◆ **GIVEN INSTRUCTION**
Reproduce the entries in full, with no changes.

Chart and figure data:

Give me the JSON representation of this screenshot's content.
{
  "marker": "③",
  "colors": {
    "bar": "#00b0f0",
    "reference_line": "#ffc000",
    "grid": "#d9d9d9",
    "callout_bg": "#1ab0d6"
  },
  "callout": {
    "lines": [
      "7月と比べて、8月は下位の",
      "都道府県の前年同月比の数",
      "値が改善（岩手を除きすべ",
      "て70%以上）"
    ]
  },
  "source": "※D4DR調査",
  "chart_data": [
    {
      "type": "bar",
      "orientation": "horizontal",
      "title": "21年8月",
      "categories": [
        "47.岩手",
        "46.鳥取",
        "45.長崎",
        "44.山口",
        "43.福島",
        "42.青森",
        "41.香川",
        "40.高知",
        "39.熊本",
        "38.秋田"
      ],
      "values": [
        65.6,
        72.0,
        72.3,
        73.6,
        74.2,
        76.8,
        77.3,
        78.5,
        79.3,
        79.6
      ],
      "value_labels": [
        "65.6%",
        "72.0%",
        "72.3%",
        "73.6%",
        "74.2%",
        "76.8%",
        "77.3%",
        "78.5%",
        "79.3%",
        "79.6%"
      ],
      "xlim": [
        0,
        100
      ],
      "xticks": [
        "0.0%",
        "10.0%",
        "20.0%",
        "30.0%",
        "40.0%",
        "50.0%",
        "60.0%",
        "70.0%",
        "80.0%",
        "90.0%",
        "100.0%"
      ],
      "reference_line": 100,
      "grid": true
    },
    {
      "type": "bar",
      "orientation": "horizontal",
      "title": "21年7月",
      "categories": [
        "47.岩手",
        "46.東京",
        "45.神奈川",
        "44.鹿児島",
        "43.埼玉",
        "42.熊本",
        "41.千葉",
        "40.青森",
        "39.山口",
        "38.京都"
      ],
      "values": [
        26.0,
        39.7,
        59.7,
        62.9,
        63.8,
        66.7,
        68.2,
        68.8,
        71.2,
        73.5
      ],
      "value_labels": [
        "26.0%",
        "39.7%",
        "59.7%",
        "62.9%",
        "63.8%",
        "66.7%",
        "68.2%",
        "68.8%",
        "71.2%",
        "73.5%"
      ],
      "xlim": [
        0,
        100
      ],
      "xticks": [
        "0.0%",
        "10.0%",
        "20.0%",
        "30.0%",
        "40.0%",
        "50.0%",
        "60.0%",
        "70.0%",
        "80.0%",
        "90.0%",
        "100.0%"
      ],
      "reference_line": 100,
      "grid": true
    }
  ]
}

◆ **ANSWER**
Give me the JSON representation of this screenshot's content.
{
  "marker": "③",
  "colors": {
    "bar": "#00b0f0",
    "reference_line": "#ffc000",
    "grid": "#d9d9d9",
    "callout_bg": "#1ab0d6"
  },
  "callout": {
    "lines": [
      "7月と比べて、8月は下位の",
      "都道府県の前年同月比の数",
      "値が改善（岩手を除きすべ",
      "て70%以上）"
    ]
  },
  "source": "※D4DR調査",
  "chart_data": [
    {
      "type": "bar",
      "orientation": "horizontal",
      "title": "21年8月",
      "categories": [
        "47.岩手",
        "46.鳥取",
        "45.長崎",
        "44.山口",
        "43.福島",
        "42.青森",
        "41.香川",
        "40.高知",
        "39.熊本",
        "38.秋田"
      ],
      "values": [
        65.6,
        72.0,
        72.3,
        73.6,
        74.2,
        76.8,
        77.3,
        78.5,
        79.3,
        79.6
      ],
      "value_labels": [
        "65.6%",
        "72.0%",
        "72.3%",
        "73.6%",
        "74.2%",
        "76.8%",
        "77.3%",
        "78.5%",
        "79.3%",
        "79.6%"
      ],
      "xlim": [
        0,
        100
      ],
      "xticks": [
        "0.0%",
        "10.0%",
        "20.0%",
        "30.0%",
        "40.0%",
        "50.0%",
        "60.0%",
        "70.0%",
        "80.0%",
        "90.0%",
        "100.0%"
      ],
      "reference_line": 100,
      "grid": true
    },
    {
      "type": "bar",
      "orientation": "horizontal",
      "title": "21年7月",
      "categories": [
        "47.岩手",
        "46.東京",
        "45.神奈川",
        "44.鹿児島",
        "43.埼玉",
        "42.熊本",
        "41.千葉",
        "40.青森",
        "39.山口",
        "38.京都"
      ],
      "values": [
        26.0,
        39.7,
        59.7,
        62.9,
        63.8,
        66.7,
        68.2,
        68.8,
        71.2,
        73.5
      ],
      "value_labels": [
        "26.0%",
        "39.7%",
        "59.7%",
        "62.9%",
        "63.8%",
        "66.7%",
        "68.2%",
        "68.8%",
        "71.2%",
        "73.5%"
      ],
      "xlim": [
        0,
        100
      ],
      "xticks": [
        "0.0%",
        "10.0%",
        "20.0%",
        "30.0%",
        "40.0%",
        "50.0%",
        "60.0%",
        "70.0%",
        "80.0%",
        "90.0%",
        "100.0%"
      ],
      "reference_line": 100,
      "grid": true
    }
  ]
}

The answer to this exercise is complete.